### WORK TO BE COMPLETED
Produce an exact transcription of the data, with the images left out.

Document content entries
● ● ● ● ● ● ●
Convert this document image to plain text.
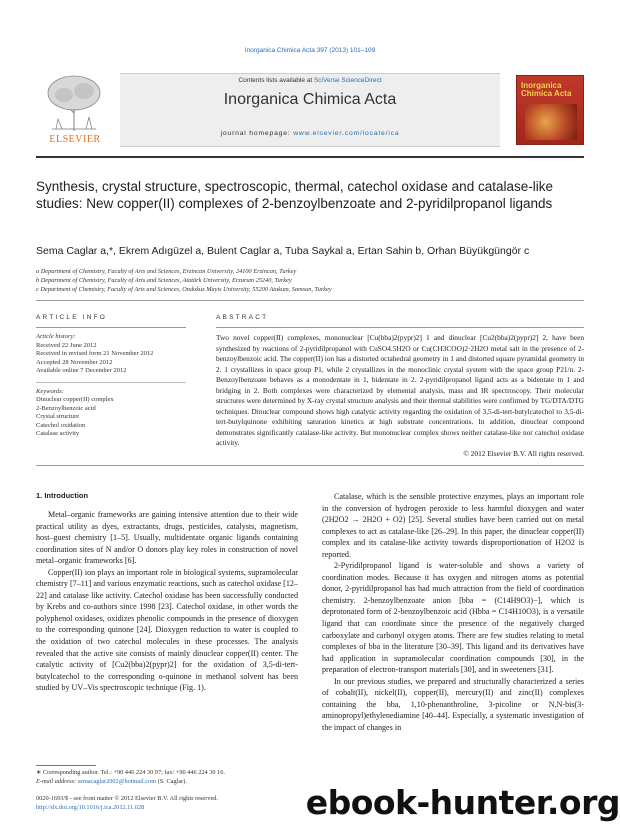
Inorganica Chimica Acta 397 (2013) 101–109
ELSEVIER
Contents lists available at SciVerse ScienceDirect
Inorganica Chimica Acta
journal homepage: www.elsevier.com/locate/ica
Inorganica Chimica Acta
Synthesis, crystal structure, spectroscopic, thermal, catechol oxidase and catalase-like studies: New copper(II) complexes of 2-benzoylbenzoate and 2-pyridilpropanol ligands
Sema Caglar a,*, Ekrem Adıgüzel a, Bulent Caglar a, Tuba Saykal a, Ertan Sahin b, Orhan Büyükgüngör c
a Department of Chemistry, Faculty of Arts and Sciences, Erzincan University, 24100 Erzincan, Turkey
b Department of Chemistry, Faculty of Arts and Sciences, Atatürk University, Erzurum 25240, Turkey
c Department of Chemistry, Faculty of Arts and Sciences, Ondokuz Mayis University, 55200 Atakum, Samsun, Turkey
ARTICLE INFO
Article history:
Received 22 June 2012
Received in revised form 21 November 2012
Accepted 28 November 2012
Available online 7 December 2012
Keywords:
Dinuclear copper(II) complex
2-Benzoylbenzoic acid
Crystal structure
Catechol oxidation
Catalase activity
ABSTRACT
Two novel copper(II) complexes, mononuclear [Cu(bba)2(pypr)2] 1 and dinuclear [Cu2(bba)2(pypr)2] 2, have been synthesized by reactions of 2-pyridilpropanol with CuSO4.5H2O or Cu(CH3COO)2·2H2O metal salt in the presence of 2-benzoylbenzoic acid. The copper(II) ion has a distorted octahedral geometry in 1 and distorted square pyramidal geometry in 2. 1 crystallizes in space group P1, while 2 crystallizes in the monoclinic crystal system with the space group P21/n. 2-Benzoylbenzoate behaves as a monodentate in 1, bidentate in 2. 2-pyridilpropanol ligand acts as a bidentate in 1 and bridging in 2. Both complexes were characterized by elemental analysis, mass and IR spectroscopy. Their molecular structures were determined by X-ray crystal structure analysis and their thermal stabilities were confirmed by TG/DTA/DTG techniques. Dinuclear compound shows high catalytic activity regarding the oxidation of 3,5-di-tert-butylcatechol to 3,5-di-tert-butylquinone exhibiting saturation kinetics at high substrate concentrations. In addition, dinuclear compound demonstrates significantly catalase-like activity. But mononuclear complex shows neither catalase-like nor catechol oxidase activity.
© 2012 Elsevier B.V. All rights reserved.
1. Introduction

Metal–organic frameworks are gaining intensive attention due to their wide practical utility as dyes, extractants, drugs, pesticides, catalysts, magnetism, host–guest chemistry [1–5]. Usually, multidentate organic ligands containing coordination sites of N and/or O donors play key roles in construction of novel metal–organic frameworks [6].

Copper(II) ion plays an important role in biological systems, supramolecular chemistry [7–11] and various enzymatic reactions, such as catechol oxidase [12–22] and catalase like activity. Catechol oxidase has been successfully conducted by Krebs and co-authors since 1998 [23]. Catechol oxidase, in other words the polyphenol oxidases, oxidizes phenolic compounds in the presence of dioxygen to the corresponding quinone [24]. Dioxygen reduction to water is coupled to the oxidation of two catechol molecules in these processes. The analysis revealed that the active site consists of mainly dinuclear copper(II) center. The catalytic activity of [Cu2(bba)2(pypr)2] for the oxidation of 3,5-di-tert-butylcatechol to the corresponding o-quinone in methanol solvent has been studied by UV–Vis spectroscopic technique (Fig. 1).

Catalase, which is the sensible protective enzymes, plays an important role in the conversion of hydrogen peroxide to less harmful dioxygen and water (2H2O2 → 2H2O + O2) [25]. Several studies have been carried out on metal complexes to act as catalase-like [26–29]. In this paper, the dinuclear copper(II) complex and its catalase-like activity towards disproportionation of H2O2 is reported.

2-Pyridilpropanol ligand is water-soluble and shows a variety of coordination modes. Because it has oxygen and nitrogen atoms as potential donor, 2-pyridilpropanol has had much attraction from the field of coordination chemistry. 2-benzoylbenzoate anion [bba = (C14H9O3)−], which is deprotonated form of 2-benzoylbenzoic acid (Hbba = C14H10O3), is a versatile ligand that can coordinate since the presence of the negatively charged carboxylate and carbonyl oxygen atoms. There are few studies relating to metal complexes of bba in the literature [30–39]. This ligand and its derivatives have had application in supramolecular coordination compounds [30], in the preparation of electron-transport materials [30], and in sweeteners [31].

In our previous studies, we prepared and structurally characterized a series of cobalt(II), nickel(II), copper(II), mercury(II) and zinc(II) complexes containing the bba, 1,10-phenanthroline, 3-picoline or N,N-bis(3-aminopropyl)ethylenediamine [40–44]. Especially, a systematic investigation of the impact of changes in

∗ Corresponding author. Tel.: +90 446 224 30 97; fax: +90 446 224 30 16.
E-mail address: semacaglar2002@hotmail.com (S. Caglar).
0020-1693/$ - see front matter © 2012 Elsevier B.V. All rights reserved.
http://dx.doi.org/10.1016/j.ica.2012.11.028	ebook-hunter.org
● ● ● ● ● ● ●
### COMPLETED TASK
Convert this document image to plain text.
Inorganica Chimica Acta 397 (2013) 101–109
ELSEVIER
Contents lists available at SciVerse ScienceDirect
Inorganica Chimica Acta
journal homepage: www.elsevier.com/locate/ica
Inorganica Chimica Acta
Synthesis, crystal structure, spectroscopic, thermal, catechol oxidase and catalase-like studies: New copper(II) complexes of 2-benzoylbenzoate and 2-pyridilpropanol ligands
Sema Caglar a,*, Ekrem Adıgüzel a, Bulent Caglar a, Tuba Saykal a, Ertan Sahin b, Orhan Büyükgüngör c
a Department of Chemistry, Faculty of Arts and Sciences, Erzincan University, 24100 Erzincan, Turkey
b Department of Chemistry, Faculty of Arts and Sciences, Atatürk University, Erzurum 25240, Turkey
c Department of Chemistry, Faculty of Arts and Sciences, Ondokuz Mayis University, 55200 Atakum, Samsun, Turkey
ARTICLE INFO
Article history:
Received 22 June 2012
Received in revised form 21 November 2012
Accepted 28 November 2012
Available online 7 December 2012
Keywords:
Dinuclear copper(II) complex
2-Benzoylbenzoic acid
Crystal structure
Catechol oxidation
Catalase activity
ABSTRACT
Two novel copper(II) complexes, mononuclear [Cu(bba)2(pypr)2] 1 and dinuclear [Cu2(bba)2(pypr)2] 2, have been synthesized by reactions of 2-pyridilpropanol with CuSO4.5H2O or Cu(CH3COO)2·2H2O metal salt in the presence of 2-benzoylbenzoic acid. The copper(II) ion has a distorted octahedral geometry in 1 and distorted square pyramidal geometry in 2. 1 crystallizes in space group P1, while 2 crystallizes in the monoclinic crystal system with the space group P21/n. 2-Benzoylbenzoate behaves as a monodentate in 1, bidentate in 2. 2-pyridilpropanol ligand acts as a bidentate in 1 and bridging in 2. Both complexes were characterized by elemental analysis, mass and IR spectroscopy. Their molecular structures were determined by X-ray crystal structure analysis and their thermal stabilities were confirmed by TG/DTA/DTG techniques. Dinuclear compound shows high catalytic activity regarding the oxidation of 3,5-di-tert-butylcatechol to 3,5-di-tert-butylquinone exhibiting saturation kinetics at high substrate concentrations. In addition, dinuclear compound demonstrates significantly catalase-like activity. But mononuclear complex shows neither catalase-like nor catechol oxidase activity.
© 2012 Elsevier B.V. All rights reserved.
1. Introduction

Metal–organic frameworks are gaining intensive attention due to their wide practical utility as dyes, extractants, drugs, pesticides, catalysts, magnetism, host–guest chemistry [1–5]. Usually, multidentate organic ligands containing coordination sites of N and/or O donors play key roles in construction of novel metal–organic frameworks [6].

Copper(II) ion plays an important role in biological systems, supramolecular chemistry [7–11] and various enzymatic reactions, such as catechol oxidase [12–22] and catalase like activity. Catechol oxidase has been successfully conducted by Krebs and co-authors since 1998 [23]. Catechol oxidase, in other words the polyphenol oxidases, oxidizes phenolic compounds in the presence of dioxygen to the corresponding quinone [24]. Dioxygen reduction to water is coupled to the oxidation of two catechol molecules in these processes. The analysis revealed that the active site consists of mainly dinuclear copper(II) center. The catalytic activity of [Cu2(bba)2(pypr)2] for the oxidation of 3,5-di-tert-butylcatechol to the corresponding o-quinone in methanol solvent has been studied by UV–Vis spectroscopic technique (Fig. 1).

Catalase, which is the sensible protective enzymes, plays an important role in the conversion of hydrogen peroxide to less harmful dioxygen and water (2H2O2 → 2H2O + O2) [25]. Several studies have been carried out on metal complexes to act as catalase-like [26–29]. In this paper, the dinuclear copper(II) complex and its catalase-like activity towards disproportionation of H2O2 is reported.

2-Pyridilpropanol ligand is water-soluble and shows a variety of coordination modes. Because it has oxygen and nitrogen atoms as potential donor, 2-pyridilpropanol has had much attraction from the field of coordination chemistry. 2-benzoylbenzoate anion [bba = (C14H9O3)−], which is deprotonated form of 2-benzoylbenzoic acid (Hbba = C14H10O3), is a versatile ligand that can coordinate since the presence of the negatively charged carboxylate and carbonyl oxygen atoms. There are few studies relating to metal complexes of bba in the literature [30–39]. This ligand and its derivatives have had application in supramolecular coordination compounds [30], in the preparation of electron-transport materials [30], and in sweeteners [31].

In our previous studies, we prepared and structurally characterized a series of cobalt(II), nickel(II), copper(II), mercury(II) and zinc(II) complexes containing the bba, 1,10-phenanthroline, 3-picoline or N,N-bis(3-aminopropyl)ethylenediamine [40–44]. Especially, a systematic investigation of the impact of changes in

∗ Corresponding author. Tel.: +90 446 224 30 97; fax: +90 446 224 30 16.
E-mail address: semacaglar2002@hotmail.com (S. Caglar).
0020-1693/$ - see front matter © 2012 Elsevier B.V. All rights reserved.
http://dx.doi.org/10.1016/j.ica.2012.11.028	ebook-hunter.org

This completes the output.